> [INSTRUCTION]: Reproduce the patch from "From 4f78a264ef3d6bb555e5a11659bcb6a822f17886 Mon" up to and including "insertions(+), 10 deletions(-)", switching "xfails" to "expected failures".

> [EXTRACTED TEXT]:
◆ ◆ ◆ ◆ ◆ ◆ ◆
From 4f78a264ef3d6bb555e5a11659bcb6a822f17886 Mon Sep 17 00:00:00 2001
From: Will Ayd <william.ayd@icloud.com>
Date: Fri, 15 Nov 2024 18:17:23 -0500
Subject: [PATCH 1/3] TST (string dtype): resolve xfails in interchange

---
 pandas/core/interchange/from_dataframe.py | 12 ++++++++----
 pandas/tests/interchange/test_impl.py     |  7 +------
 2 files changed, 9 insertions(+), 10 deletions(-)

diff --git a/pandas/core/interchange/from_dataframe.py b/pandas/core/interchange/from_dataframe.py
index 0e5776ae8cdd9..3511506278d46 100644
--- a/pandas/core/interchange/from_dataframe.py
+++ b/pandas/core/interchange/from_dataframe.py
@@ -9,6 +9,8 @@
 
 import numpy as np
 
+from pandas._config import using_string_dtype
+
 from pandas.compat._optional import import_optional_dependency
 
 import pandas as pd
@@ -147,8 +149,6 @@ def protocol_df_chunk_to_pandas(df: DataFrameXchg) -> pd.DataFrame:
     -------
     pd.DataFrame
     """
-    # We need a dict of columns here, with each column being a NumPy array (at
-    # least for now, deal with non-NumPy dtypes later).
     columns: dict[str, Any] = {}
     buffers = []  # hold on to buffers, keeps memory alive
     for name in df.column_names():
@@ -347,8 +347,12 @@ def string_column_to_ndarray(col: Column) -> tuple[np.ndarray, Any]:
         # Add to our list of strings
         str_list[i] = string
 
-    # Convert the string list to a NumPy array
-    return np.asarray(str_list, dtype="object"), buffers
+    if using_string_dtype():
+        res = pd.Series(str_list, dtype="str")
◆ ◆ ◆ ◆ ◆ ◆ ◆
> [RECORD LIST]:
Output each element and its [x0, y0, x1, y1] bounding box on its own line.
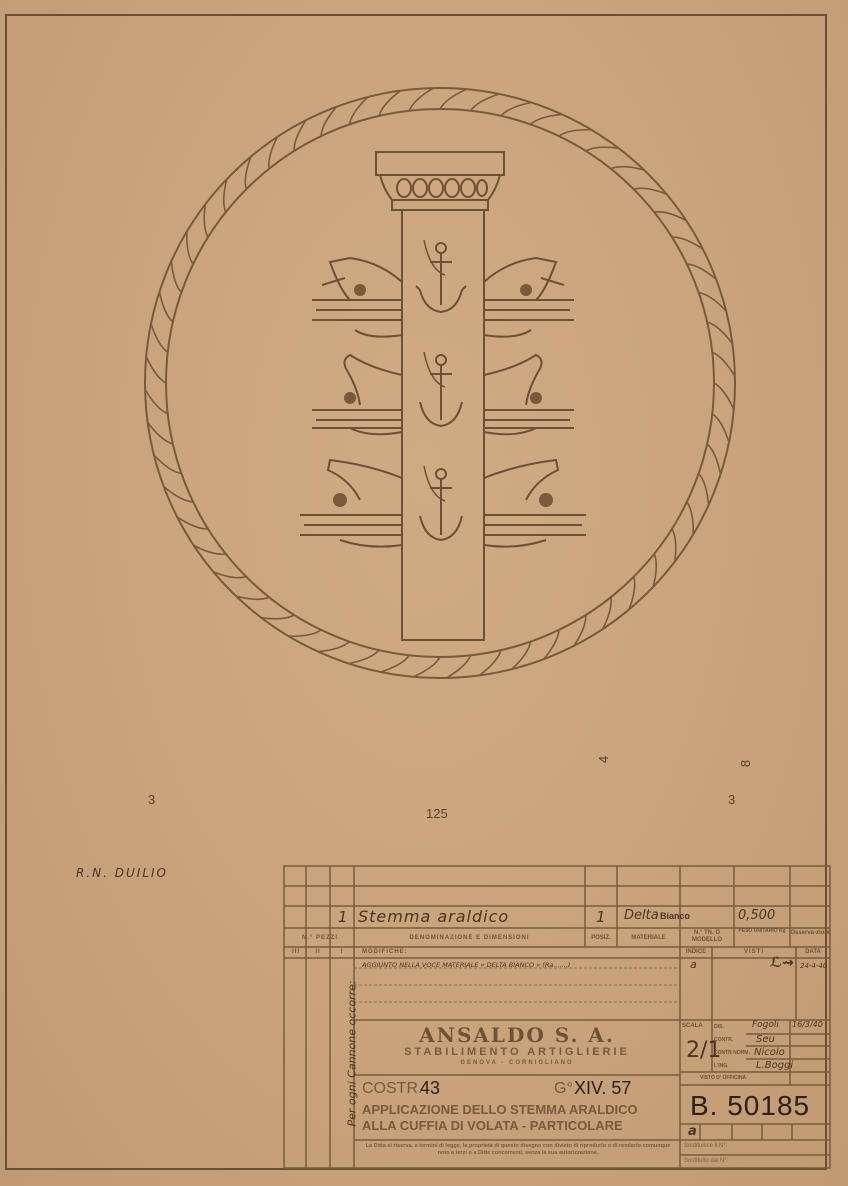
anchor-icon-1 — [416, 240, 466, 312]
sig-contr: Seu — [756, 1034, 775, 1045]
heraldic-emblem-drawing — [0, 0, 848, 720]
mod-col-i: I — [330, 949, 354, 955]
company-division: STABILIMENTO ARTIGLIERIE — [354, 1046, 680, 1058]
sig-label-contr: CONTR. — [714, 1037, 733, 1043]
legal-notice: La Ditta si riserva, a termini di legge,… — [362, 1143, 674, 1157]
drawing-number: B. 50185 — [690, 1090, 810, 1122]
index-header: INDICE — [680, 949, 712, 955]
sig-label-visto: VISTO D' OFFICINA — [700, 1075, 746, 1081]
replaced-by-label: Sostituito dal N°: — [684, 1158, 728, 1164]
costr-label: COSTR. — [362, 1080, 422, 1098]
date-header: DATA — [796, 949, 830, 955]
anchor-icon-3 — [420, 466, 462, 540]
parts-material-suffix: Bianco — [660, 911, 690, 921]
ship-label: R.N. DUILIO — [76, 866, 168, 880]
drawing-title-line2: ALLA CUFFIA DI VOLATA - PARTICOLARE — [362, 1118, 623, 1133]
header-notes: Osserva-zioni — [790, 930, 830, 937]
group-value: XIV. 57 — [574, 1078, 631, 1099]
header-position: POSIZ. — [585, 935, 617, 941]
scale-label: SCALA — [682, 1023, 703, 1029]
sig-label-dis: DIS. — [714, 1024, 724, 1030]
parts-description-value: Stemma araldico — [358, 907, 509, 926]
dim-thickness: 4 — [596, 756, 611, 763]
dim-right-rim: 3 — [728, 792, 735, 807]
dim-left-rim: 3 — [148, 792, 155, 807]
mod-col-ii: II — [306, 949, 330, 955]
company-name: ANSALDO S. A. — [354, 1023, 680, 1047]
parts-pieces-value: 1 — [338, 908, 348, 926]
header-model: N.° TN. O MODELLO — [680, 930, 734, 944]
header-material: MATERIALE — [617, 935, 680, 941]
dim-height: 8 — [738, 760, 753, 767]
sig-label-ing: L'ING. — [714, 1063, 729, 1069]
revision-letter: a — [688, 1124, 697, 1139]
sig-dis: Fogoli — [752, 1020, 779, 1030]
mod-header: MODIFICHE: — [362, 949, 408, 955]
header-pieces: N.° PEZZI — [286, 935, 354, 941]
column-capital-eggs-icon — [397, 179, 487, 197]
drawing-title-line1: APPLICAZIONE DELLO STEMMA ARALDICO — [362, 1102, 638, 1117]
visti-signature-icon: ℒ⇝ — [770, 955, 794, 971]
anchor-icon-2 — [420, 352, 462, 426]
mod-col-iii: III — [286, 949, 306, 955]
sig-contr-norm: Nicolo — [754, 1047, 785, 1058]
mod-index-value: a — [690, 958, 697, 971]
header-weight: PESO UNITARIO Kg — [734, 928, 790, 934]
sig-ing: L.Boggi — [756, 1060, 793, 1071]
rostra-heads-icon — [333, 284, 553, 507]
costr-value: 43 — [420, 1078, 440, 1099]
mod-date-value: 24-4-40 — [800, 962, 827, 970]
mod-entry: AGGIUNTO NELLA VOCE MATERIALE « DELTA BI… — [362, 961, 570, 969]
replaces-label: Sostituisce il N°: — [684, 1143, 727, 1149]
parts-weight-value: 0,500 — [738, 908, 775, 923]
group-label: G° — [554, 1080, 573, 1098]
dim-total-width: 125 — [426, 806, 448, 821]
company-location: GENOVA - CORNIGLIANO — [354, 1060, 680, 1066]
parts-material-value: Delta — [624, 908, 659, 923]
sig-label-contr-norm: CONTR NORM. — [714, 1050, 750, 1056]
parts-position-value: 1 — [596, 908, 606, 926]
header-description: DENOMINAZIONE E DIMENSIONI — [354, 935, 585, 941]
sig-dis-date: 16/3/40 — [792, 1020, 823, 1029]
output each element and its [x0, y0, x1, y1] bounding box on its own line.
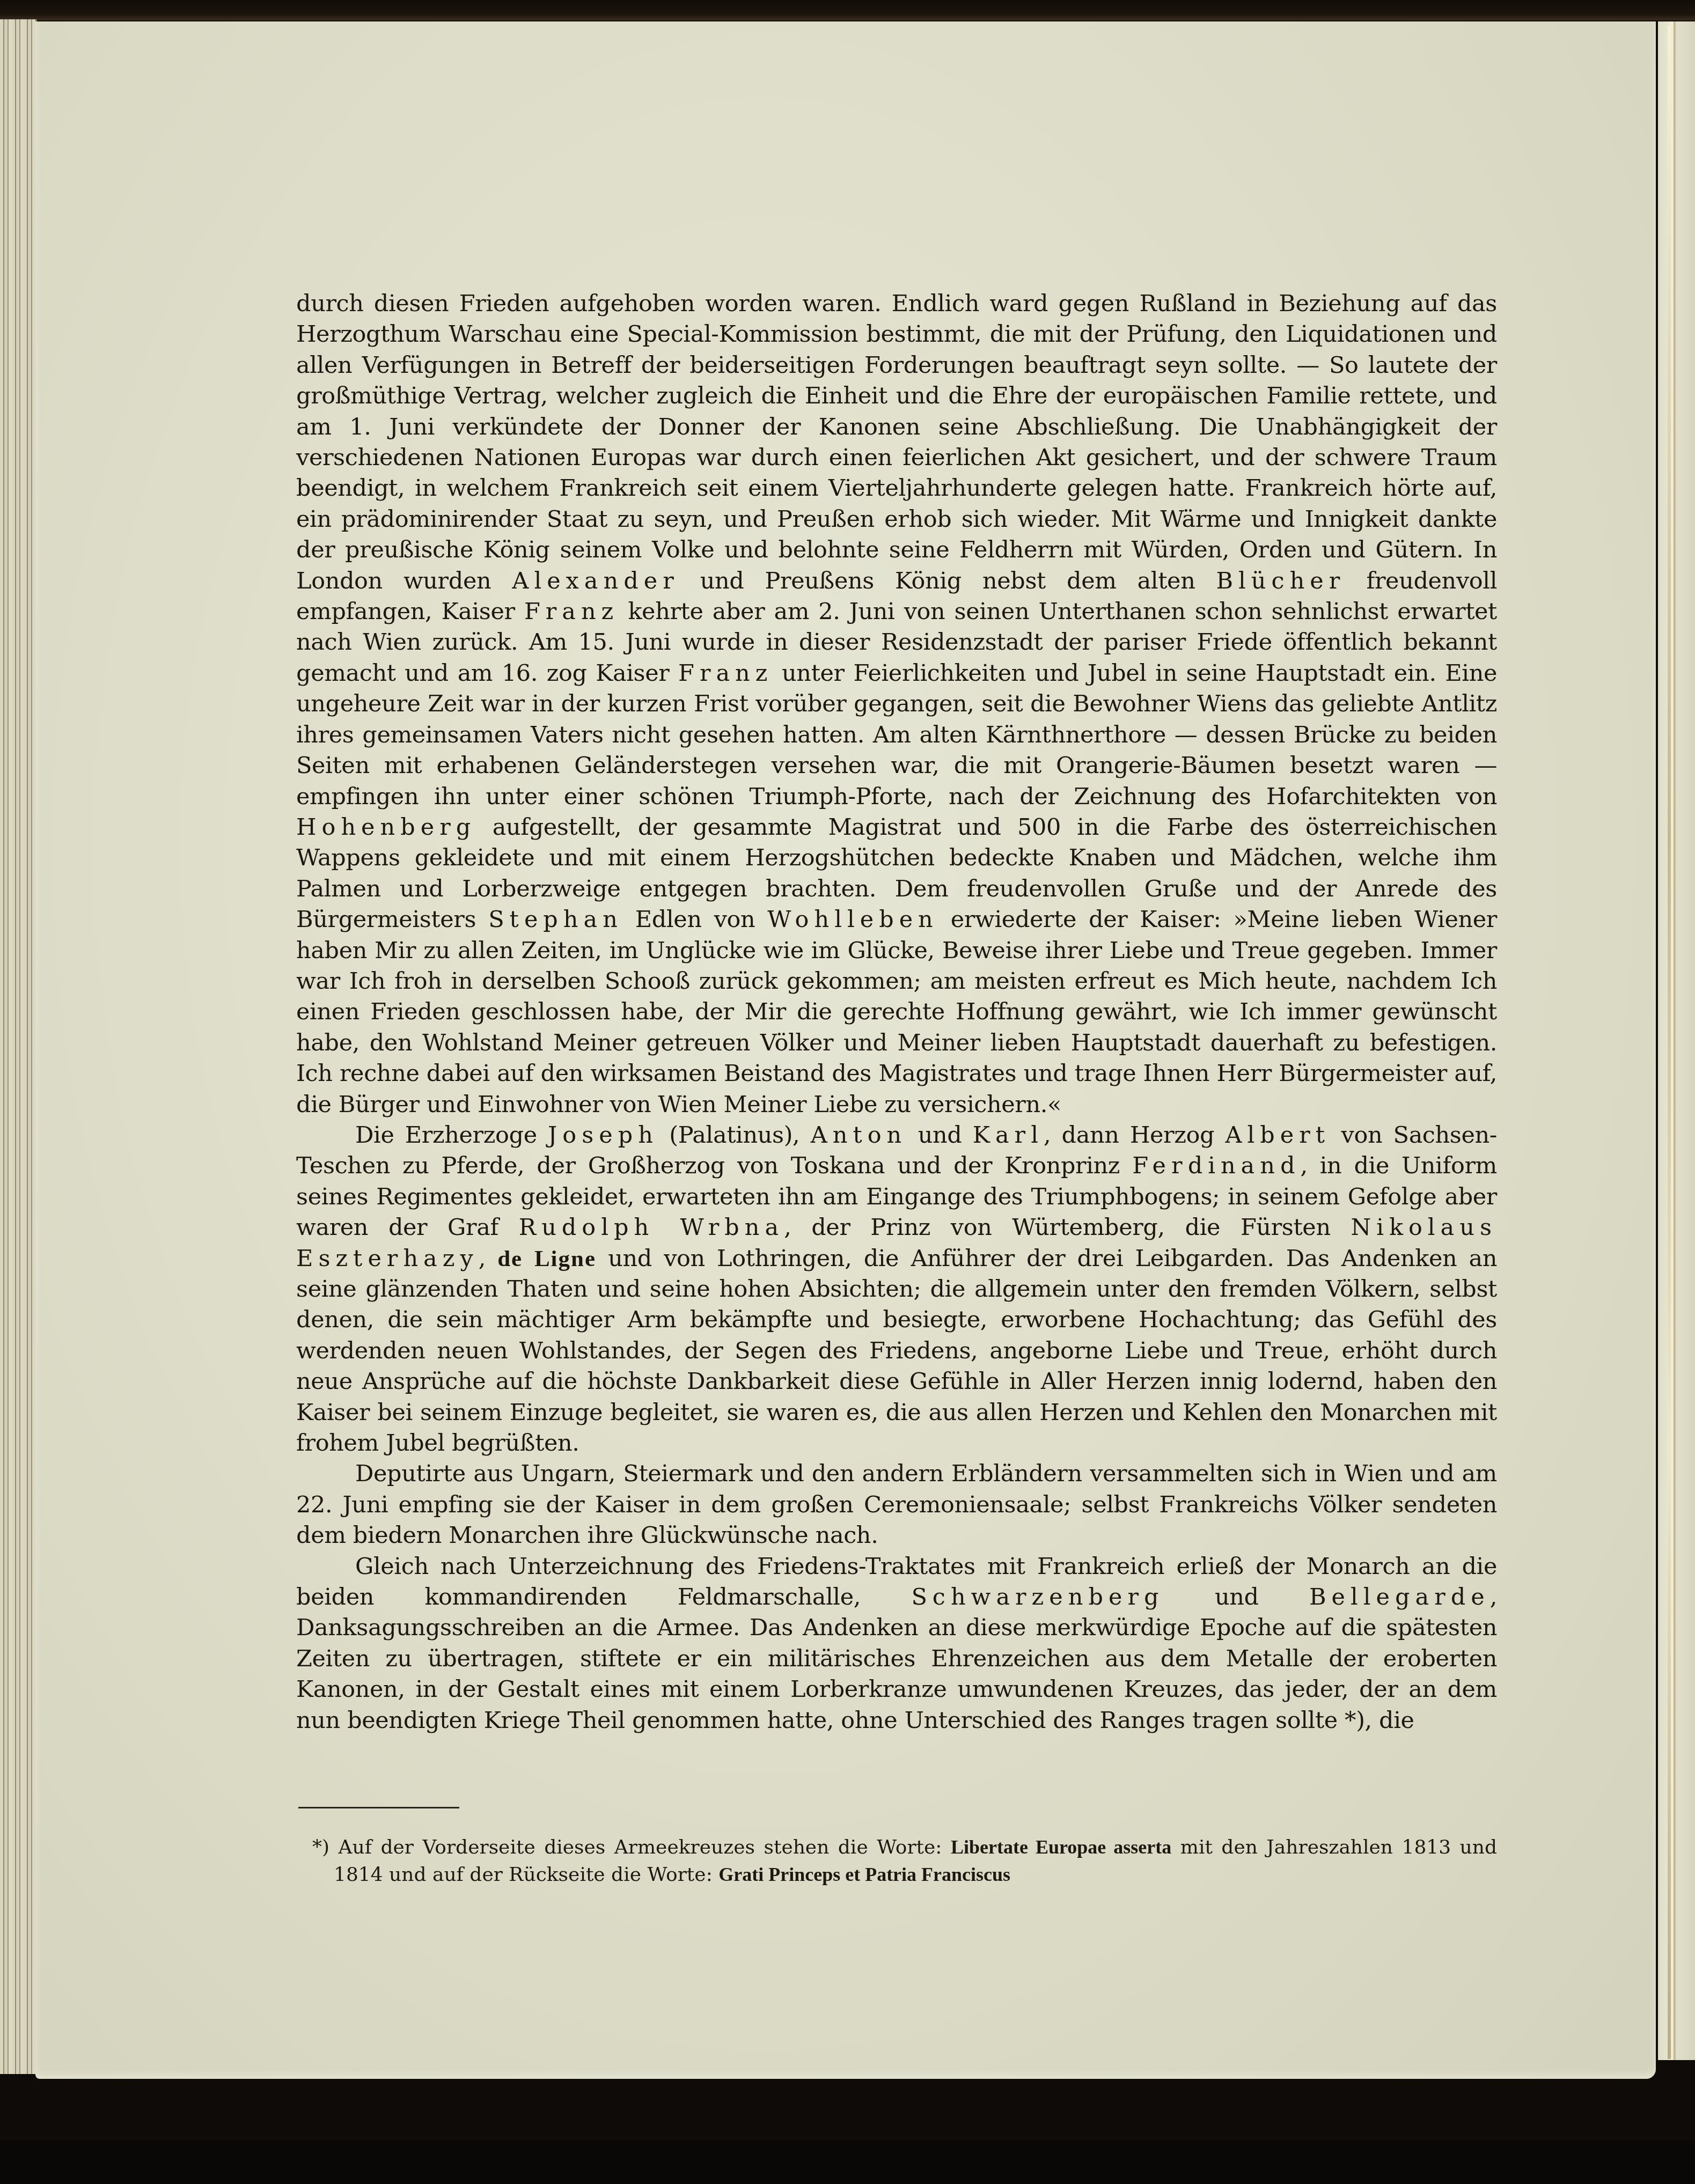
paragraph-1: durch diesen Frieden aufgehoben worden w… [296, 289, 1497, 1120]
◆ ◆ ◆ ◆ ◆ ◆ ◆
> [COMPLETE RESPONSE]:
From 4f78a264ef3d6bb555e5a11659bcb6a822f17886 Mon Sep 17 00:00:00 2001
From: Will Ayd <william.ayd@icloud.com>
Date: Fri, 15 Nov 2024 18:17:23 -0500
Subject: [PATCH 1/3] TST (string dtype): resolve expected failures in interchange

---
 pandas/core/interchange/from_dataframe.py | 12 ++++++++----
 pandas/tests/interchange/test_impl.py     |  7 +------
 2 files changed, 9 insertions(+), 10 deletions(-)